> WHAT THIS TASK INVOLVES
State the number of lines with the string "fermé" in them, and nothing else.

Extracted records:
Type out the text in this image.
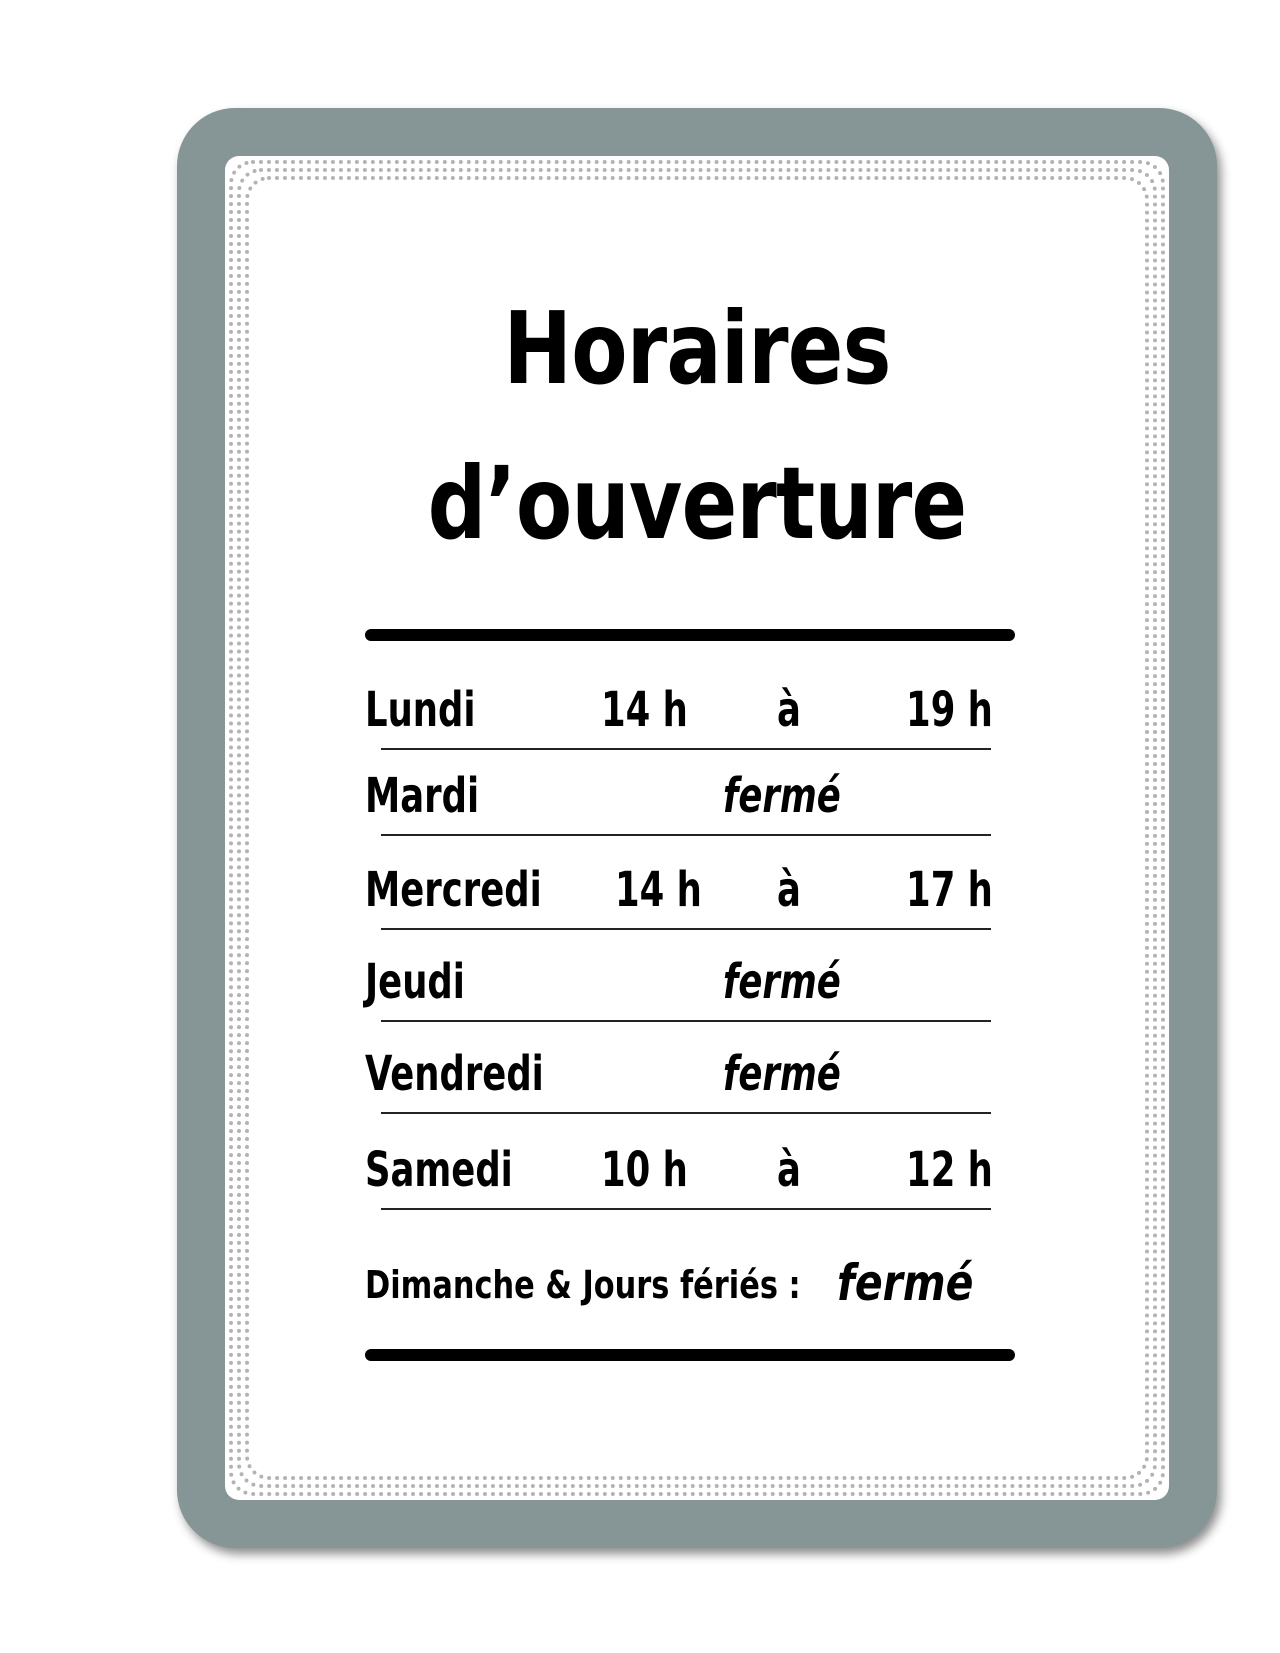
Horaires
d’ouverture
Lundi	14 h à 19 h
Mardi	fermé
Mercredi 14 h à 17 h
Jeudi	fermé
Vendredi	fermé
Samedi 10 h à 12 h
Dimanche & Jours fériés : fermé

> REPLY
4